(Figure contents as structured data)
_ _ _ _ _
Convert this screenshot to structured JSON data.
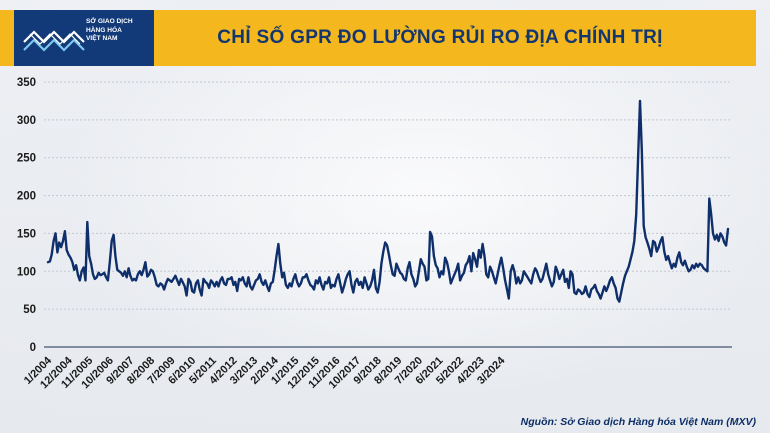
{
  "header": {
    "title": "CHỈ SỐ GPR ĐO LƯỜNG RỦI RO ĐỊA CHÍNH TRỊ",
    "logo_lines": [
      "SỞ GIAO DỊCH",
      "HÀNG HÓA",
      "VIỆT NAM"
    ]
  },
  "footer": {
    "source": "Nguồn: Sở Giao dịch Hàng hóa Việt Nam (MXV)"
  },
  "colors": {
    "accent": "#f4b81e",
    "brand": "#123a78",
    "line": "#0f2f6b"
  },
  "chart_data": {
    "type": "line",
    "title": "CHỈ SỐ GPR ĐO LƯỜNG RỦI RO ĐỊA CHÍNH TRỊ",
    "xlabel": "",
    "ylabel": "",
    "ylim": [
      0,
      350
    ],
    "yticks": [
      0,
      50,
      100,
      150,
      200,
      250,
      300,
      350
    ],
    "x_tick_labels": [
      "1/2004",
      "12/2004",
      "11/2005",
      "10/2006",
      "9/2007",
      "8/2008",
      "7/2009",
      "6/2010",
      "5/2011",
      "4/2012",
      "3/2013",
      "2/2014",
      "1/2015",
      "12/2015",
      "11/2016",
      "10/2017",
      "9/2018",
      "8/2019",
      "7/2020",
      "6/2021",
      "5/2022",
      "4/2023",
      "3/2024"
    ],
    "x_start": "1/2004",
    "x_end": "3/2024",
    "grid": "horizontal",
    "series": [
      {
        "values": [
          112,
          113,
          122,
          140,
          150,
          125,
          138,
          132,
          140,
          153,
          128,
          122,
          118,
          112,
          102,
          108,
          95,
          88,
          100,
          105,
          88,
          165,
          120,
          110,
          96,
          90,
          92,
          98,
          95,
          96,
          98,
          92,
          88,
          112,
          140,
          148,
          120,
          102,
          100,
          98,
          94,
          100,
          92,
          104,
          94,
          88,
          90,
          88,
          96,
          100,
          95,
          102,
          112,
          93,
          96,
          102,
          100,
          92,
          82,
          80,
          84,
          82,
          76,
          84,
          90,
          88,
          86,
          90,
          94,
          88,
          82,
          90,
          85,
          80,
          68,
          90,
          86,
          74,
          72,
          84,
          88,
          76,
          68,
          90,
          86,
          84,
          78,
          88,
          85,
          80,
          86,
          80,
          88,
          92,
          84,
          82,
          90,
          90,
          92,
          82,
          86,
          74,
          90,
          88,
          92,
          84,
          80,
          92,
          80,
          76,
          82,
          88,
          90,
          96,
          86,
          82,
          88,
          80,
          74,
          84,
          86,
          102,
          120,
          136,
          110,
          92,
          98,
          82,
          78,
          84,
          80,
          90,
          96,
          86,
          80,
          84,
          92,
          92,
          96,
          88,
          82,
          80,
          76,
          88,
          84,
          92,
          82,
          76,
          86,
          84,
          92,
          78,
          82,
          80,
          90,
          96,
          84,
          72,
          80,
          90,
          96,
          100,
          82,
          72,
          86,
          90,
          82,
          86,
          78,
          92,
          84,
          76,
          80,
          88,
          102,
          78,
          72,
          86,
          110,
          126,
          138,
          134,
          122,
          108,
          96,
          94,
          110,
          104,
          98,
          96,
          90,
          88,
          104,
          112,
          96,
          90,
          80,
          84,
          100,
          116,
          110,
          106,
          88,
          90,
          152,
          146,
          120,
          108,
          104,
          92,
          100,
          96,
          118,
          112,
          100,
          84,
          90,
          96,
          102,
          110,
          88,
          94,
          98,
          108,
          112,
          120,
          100,
          124,
          116,
          106,
          128,
          118,
          136,
          120,
          96,
          92,
          106,
          100,
          92,
          84,
          96,
          108,
          118,
          104,
          88,
          76,
          64,
          100,
          108,
          100,
          84,
          92,
          84,
          88,
          100,
          96,
          92,
          88,
          84,
          96,
          104,
          100,
          92,
          86,
          90,
          100,
          110,
          96,
          88,
          80,
          86,
          106,
          100,
          90,
          96,
          102,
          86,
          90,
          78,
          100,
          96,
          72,
          70,
          76,
          74,
          70,
          72,
          80,
          70,
          66,
          76,
          78,
          82,
          74,
          70,
          64,
          72,
          80,
          74,
          80,
          88,
          92,
          84,
          78,
          64,
          60,
          72,
          84,
          94,
          100,
          106,
          116,
          126,
          140,
          175,
          250,
          325,
          260,
          160,
          145,
          138,
          130,
          120,
          140,
          138,
          126,
          132,
          140,
          145,
          126,
          115,
          120,
          112,
          104,
          110,
          106,
          118,
          125,
          112,
          108,
          114,
          106,
          100,
          102,
          108,
          104,
          110,
          106,
          110,
          108,
          104,
          102,
          100,
          196,
          176,
          150,
          142,
          148,
          140,
          150,
          146,
          138,
          134,
          156
        ]
      }
    ]
  }
}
_ _ _ _ _
Working from the material above, transcribe it exactly while omitting pictures.

Convert this screenshot to structured JSON data.
{
  "header": {
    "title": "CHỈ SỐ GPR ĐO LƯỜNG RỦI RO ĐỊA CHÍNH TRỊ",
    "logo_lines": [
      "SỞ GIAO DỊCH",
      "HÀNG HÓA",
      "VIỆT NAM"
    ]
  },
  "footer": {
    "source": "Nguồn: Sở Giao dịch Hàng hóa Việt Nam (MXV)"
  },
  "colors": {
    "accent": "#f4b81e",
    "brand": "#123a78",
    "line": "#0f2f6b"
  },
  "chart_data": {
    "type": "line",
    "title": "CHỈ SỐ GPR ĐO LƯỜNG RỦI RO ĐỊA CHÍNH TRỊ",
    "xlabel": "",
    "ylabel": "",
    "ylim": [
      0,
      350
    ],
    "yticks": [
      0,
      50,
      100,
      150,
      200,
      250,
      300,
      350
    ],
    "x_tick_labels": [
      "1/2004",
      "12/2004",
      "11/2005",
      "10/2006",
      "9/2007",
      "8/2008",
      "7/2009",
      "6/2010",
      "5/2011",
      "4/2012",
      "3/2013",
      "2/2014",
      "1/2015",
      "12/2015",
      "11/2016",
      "10/2017",
      "9/2018",
      "8/2019",
      "7/2020",
      "6/2021",
      "5/2022",
      "4/2023",
      "3/2024"
    ],
    "x_start": "1/2004",
    "x_end": "3/2024",
    "grid": "horizontal",
    "series": [
      {
        "values": [
          112,
          113,
          122,
          140,
          150,
          125,
          138,
          132,
          140,
          153,
          128,
          122,
          118,
          112,
          102,
          108,
          95,
          88,
          100,
          105,
          88,
          165,
          120,
          110,
          96,
          90,
          92,
          98,
          95,
          96,
          98,
          92,
          88,
          112,
          140,
          148,
          120,
          102,
          100,
          98,
          94,
          100,
          92,
          104,
          94,
          88,
          90,
          88,
          96,
          100,
          95,
          102,
          112,
          93,
          96,
          102,
          100,
          92,
          82,
          80,
          84,
          82,
          76,
          84,
          90,
          88,
          86,
          90,
          94,
          88,
          82,
          90,
          85,
          80,
          68,
          90,
          86,
          74,
          72,
          84,
          88,
          76,
          68,
          90,
          86,
          84,
          78,
          88,
          85,
          80,
          86,
          80,
          88,
          92,
          84,
          82,
          90,
          90,
          92,
          82,
          86,
          74,
          90,
          88,
          92,
          84,
          80,
          92,
          80,
          76,
          82,
          88,
          90,
          96,
          86,
          82,
          88,
          80,
          74,
          84,
          86,
          102,
          120,
          136,
          110,
          92,
          98,
          82,
          78,
          84,
          80,
          90,
          96,
          86,
          80,
          84,
          92,
          92,
          96,
          88,
          82,
          80,
          76,
          88,
          84,
          92,
          82,
          76,
          86,
          84,
          92,
          78,
          82,
          80,
          90,
          96,
          84,
          72,
          80,
          90,
          96,
          100,
          82,
          72,
          86,
          90,
          82,
          86,
          78,
          92,
          84,
          76,
          80,
          88,
          102,
          78,
          72,
          86,
          110,
          126,
          138,
          134,
          122,
          108,
          96,
          94,
          110,
          104,
          98,
          96,
          90,
          88,
          104,
          112,
          96,
          90,
          80,
          84,
          100,
          116,
          110,
          106,
          88,
          90,
          152,
          146,
          120,
          108,
          104,
          92,
          100,
          96,
          118,
          112,
          100,
          84,
          90,
          96,
          102,
          110,
          88,
          94,
          98,
          108,
          112,
          120,
          100,
          124,
          116,
          106,
          128,
          118,
          136,
          120,
          96,
          92,
          106,
          100,
          92,
          84,
          96,
          108,
          118,
          104,
          88,
          76,
          64,
          100,
          108,
          100,
          84,
          92,
          84,
          88,
          100,
          96,
          92,
          88,
          84,
          96,
          104,
          100,
          92,
          86,
          90,
          100,
          110,
          96,
          88,
          80,
          86,
          106,
          100,
          90,
          96,
          102,
          86,
          90,
          78,
          100,
          96,
          72,
          70,
          76,
          74,
          70,
          72,
          80,
          70,
          66,
          76,
          78,
          82,
          74,
          70,
          64,
          72,
          80,
          74,
          80,
          88,
          92,
          84,
          78,
          64,
          60,
          72,
          84,
          94,
          100,
          106,
          116,
          126,
          140,
          175,
          250,
          325,
          260,
          160,
          145,
          138,
          130,
          120,
          140,
          138,
          126,
          132,
          140,
          145,
          126,
          115,
          120,
          112,
          104,
          110,
          106,
          118,
          125,
          112,
          108,
          114,
          106,
          100,
          102,
          108,
          104,
          110,
          106,
          110,
          108,
          104,
          102,
          100,
          196,
          176,
          150,
          142,
          148,
          140,
          150,
          146,
          138,
          134,
          156
        ]
      }
    ]
  }
}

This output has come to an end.